═════ MATERIAL PROVIDED

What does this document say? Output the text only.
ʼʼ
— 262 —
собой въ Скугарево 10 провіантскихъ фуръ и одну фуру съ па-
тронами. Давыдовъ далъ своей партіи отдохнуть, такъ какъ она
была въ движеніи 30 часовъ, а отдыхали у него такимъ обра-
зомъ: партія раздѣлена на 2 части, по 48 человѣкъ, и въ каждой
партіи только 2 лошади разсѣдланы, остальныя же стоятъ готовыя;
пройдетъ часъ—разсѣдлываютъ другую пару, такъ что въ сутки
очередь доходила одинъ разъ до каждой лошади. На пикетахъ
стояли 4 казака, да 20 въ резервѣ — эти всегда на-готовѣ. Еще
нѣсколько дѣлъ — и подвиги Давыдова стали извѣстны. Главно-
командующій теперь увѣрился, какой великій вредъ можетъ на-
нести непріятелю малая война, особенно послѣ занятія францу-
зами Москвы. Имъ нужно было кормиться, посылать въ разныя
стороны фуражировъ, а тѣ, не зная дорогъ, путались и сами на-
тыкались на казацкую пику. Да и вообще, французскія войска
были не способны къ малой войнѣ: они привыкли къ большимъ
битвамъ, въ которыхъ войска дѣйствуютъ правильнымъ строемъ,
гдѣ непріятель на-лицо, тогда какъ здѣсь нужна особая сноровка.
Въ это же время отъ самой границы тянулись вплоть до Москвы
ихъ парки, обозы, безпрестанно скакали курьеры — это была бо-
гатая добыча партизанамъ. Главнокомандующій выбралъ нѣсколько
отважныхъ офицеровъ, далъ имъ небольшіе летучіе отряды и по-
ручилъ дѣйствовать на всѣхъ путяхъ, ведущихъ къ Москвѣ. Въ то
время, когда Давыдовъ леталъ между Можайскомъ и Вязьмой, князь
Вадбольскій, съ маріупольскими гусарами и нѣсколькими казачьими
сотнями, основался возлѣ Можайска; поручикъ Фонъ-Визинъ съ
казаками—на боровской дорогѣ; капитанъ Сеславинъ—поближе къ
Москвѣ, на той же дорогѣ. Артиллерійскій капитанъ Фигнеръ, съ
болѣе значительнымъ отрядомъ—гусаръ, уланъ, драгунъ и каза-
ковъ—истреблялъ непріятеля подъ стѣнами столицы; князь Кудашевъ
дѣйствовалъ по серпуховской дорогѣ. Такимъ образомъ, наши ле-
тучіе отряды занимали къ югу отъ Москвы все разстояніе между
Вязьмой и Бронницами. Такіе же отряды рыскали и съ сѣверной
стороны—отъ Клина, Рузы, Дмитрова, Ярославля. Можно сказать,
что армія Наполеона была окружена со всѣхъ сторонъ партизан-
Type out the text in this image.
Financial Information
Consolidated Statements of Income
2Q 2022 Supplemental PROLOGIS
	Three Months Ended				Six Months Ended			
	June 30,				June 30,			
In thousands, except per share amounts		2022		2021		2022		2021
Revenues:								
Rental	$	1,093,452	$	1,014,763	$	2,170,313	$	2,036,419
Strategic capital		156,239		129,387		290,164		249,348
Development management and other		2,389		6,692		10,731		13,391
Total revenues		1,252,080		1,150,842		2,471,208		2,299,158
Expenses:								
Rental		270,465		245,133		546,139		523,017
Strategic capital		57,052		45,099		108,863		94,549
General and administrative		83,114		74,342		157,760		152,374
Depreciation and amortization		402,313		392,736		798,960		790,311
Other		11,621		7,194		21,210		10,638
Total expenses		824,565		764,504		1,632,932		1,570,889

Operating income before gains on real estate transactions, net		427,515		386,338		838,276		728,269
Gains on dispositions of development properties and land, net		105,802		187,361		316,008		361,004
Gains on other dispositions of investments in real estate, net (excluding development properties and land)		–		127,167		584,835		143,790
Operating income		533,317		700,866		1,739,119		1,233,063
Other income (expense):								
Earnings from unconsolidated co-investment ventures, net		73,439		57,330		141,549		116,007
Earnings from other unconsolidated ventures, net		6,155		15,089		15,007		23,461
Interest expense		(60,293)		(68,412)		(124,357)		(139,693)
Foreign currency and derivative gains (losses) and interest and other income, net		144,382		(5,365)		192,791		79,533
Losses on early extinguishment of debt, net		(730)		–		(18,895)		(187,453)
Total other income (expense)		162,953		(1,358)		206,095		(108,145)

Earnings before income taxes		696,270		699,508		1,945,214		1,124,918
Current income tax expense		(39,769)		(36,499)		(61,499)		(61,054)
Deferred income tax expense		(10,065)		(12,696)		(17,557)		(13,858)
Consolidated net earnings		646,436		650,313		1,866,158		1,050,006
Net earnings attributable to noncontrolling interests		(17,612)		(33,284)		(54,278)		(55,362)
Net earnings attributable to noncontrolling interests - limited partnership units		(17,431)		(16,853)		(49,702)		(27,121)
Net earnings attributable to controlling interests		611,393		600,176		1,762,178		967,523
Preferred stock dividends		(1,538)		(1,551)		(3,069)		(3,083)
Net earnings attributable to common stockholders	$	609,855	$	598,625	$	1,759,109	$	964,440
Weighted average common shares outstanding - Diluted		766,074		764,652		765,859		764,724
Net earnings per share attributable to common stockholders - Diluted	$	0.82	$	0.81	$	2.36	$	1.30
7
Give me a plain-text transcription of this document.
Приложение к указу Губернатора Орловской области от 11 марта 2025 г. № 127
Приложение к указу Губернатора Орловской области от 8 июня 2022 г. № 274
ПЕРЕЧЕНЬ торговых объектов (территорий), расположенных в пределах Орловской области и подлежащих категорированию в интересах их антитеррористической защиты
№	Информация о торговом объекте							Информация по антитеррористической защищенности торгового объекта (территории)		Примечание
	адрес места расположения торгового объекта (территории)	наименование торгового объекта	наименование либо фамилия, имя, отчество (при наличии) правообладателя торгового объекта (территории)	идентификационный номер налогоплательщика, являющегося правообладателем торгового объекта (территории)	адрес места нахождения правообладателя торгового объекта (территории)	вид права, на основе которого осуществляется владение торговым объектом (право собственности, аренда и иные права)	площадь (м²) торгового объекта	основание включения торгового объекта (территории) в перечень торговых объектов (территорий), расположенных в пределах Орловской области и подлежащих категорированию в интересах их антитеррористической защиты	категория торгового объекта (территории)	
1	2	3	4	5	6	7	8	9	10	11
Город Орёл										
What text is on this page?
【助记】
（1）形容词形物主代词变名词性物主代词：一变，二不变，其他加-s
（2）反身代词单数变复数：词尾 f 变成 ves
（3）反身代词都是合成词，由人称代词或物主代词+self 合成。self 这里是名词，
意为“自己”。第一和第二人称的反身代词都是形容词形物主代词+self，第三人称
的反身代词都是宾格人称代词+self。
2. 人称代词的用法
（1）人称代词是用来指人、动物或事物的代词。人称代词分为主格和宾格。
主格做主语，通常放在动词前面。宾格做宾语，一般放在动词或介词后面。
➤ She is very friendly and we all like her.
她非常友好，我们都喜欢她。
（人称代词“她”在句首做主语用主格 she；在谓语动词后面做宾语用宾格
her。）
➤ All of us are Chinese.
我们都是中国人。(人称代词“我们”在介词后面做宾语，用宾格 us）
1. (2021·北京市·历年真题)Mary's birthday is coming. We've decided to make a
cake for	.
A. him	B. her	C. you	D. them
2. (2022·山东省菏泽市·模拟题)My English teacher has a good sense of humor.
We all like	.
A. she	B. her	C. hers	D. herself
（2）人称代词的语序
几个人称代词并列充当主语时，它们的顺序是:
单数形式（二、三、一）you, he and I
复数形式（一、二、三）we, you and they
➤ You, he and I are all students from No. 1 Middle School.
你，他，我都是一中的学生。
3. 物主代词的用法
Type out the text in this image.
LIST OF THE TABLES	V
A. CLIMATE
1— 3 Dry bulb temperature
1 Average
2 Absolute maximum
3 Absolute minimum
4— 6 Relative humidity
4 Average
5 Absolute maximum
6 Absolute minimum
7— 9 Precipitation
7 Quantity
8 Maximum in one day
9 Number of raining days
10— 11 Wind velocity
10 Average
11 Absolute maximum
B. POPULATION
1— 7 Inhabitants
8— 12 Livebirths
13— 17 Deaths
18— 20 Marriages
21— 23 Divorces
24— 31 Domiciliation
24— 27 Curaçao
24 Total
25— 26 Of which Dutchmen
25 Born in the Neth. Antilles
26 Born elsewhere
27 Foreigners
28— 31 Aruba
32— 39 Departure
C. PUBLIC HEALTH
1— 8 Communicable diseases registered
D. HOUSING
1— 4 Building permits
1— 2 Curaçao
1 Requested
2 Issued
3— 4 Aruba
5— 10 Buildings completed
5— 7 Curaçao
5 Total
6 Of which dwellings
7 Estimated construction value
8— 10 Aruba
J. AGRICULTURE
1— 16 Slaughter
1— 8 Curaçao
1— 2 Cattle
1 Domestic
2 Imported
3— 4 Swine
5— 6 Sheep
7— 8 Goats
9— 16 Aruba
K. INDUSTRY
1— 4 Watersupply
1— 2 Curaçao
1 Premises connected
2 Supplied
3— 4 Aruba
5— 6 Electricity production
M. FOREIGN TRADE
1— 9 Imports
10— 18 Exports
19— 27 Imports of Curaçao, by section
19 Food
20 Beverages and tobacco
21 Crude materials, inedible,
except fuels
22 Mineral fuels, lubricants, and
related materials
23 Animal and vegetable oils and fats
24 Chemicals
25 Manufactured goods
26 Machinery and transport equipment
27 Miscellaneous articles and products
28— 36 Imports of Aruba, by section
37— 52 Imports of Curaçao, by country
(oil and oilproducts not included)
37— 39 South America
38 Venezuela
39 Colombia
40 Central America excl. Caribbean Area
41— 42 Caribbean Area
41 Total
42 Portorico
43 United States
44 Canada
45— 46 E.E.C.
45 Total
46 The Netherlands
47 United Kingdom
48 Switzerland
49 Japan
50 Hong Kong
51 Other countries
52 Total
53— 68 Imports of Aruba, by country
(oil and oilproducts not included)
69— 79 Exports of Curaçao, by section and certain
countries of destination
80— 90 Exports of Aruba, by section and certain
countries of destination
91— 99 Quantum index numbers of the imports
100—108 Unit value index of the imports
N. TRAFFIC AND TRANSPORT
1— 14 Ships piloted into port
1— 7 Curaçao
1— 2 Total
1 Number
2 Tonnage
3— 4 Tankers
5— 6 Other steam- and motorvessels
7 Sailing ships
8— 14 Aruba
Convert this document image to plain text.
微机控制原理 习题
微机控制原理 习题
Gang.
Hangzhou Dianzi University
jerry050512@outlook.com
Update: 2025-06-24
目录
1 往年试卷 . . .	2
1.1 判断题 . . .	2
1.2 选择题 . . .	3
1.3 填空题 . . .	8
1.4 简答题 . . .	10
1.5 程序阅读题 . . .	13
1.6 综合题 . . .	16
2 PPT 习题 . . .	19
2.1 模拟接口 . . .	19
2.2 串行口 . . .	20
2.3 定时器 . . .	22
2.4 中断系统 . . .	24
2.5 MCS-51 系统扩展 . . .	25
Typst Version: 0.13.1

══════════

## WRITTEN REQUEST
Using the data above, copy each line that contains "такъ".

## SOLUTION TO THE PROBLEM
тронами. Давыдовъ далъ своей партіи отдохнуть, такъ какъ она
пройдетъ часъ—разсѣдлываютъ другую пару, такъ что въ сутки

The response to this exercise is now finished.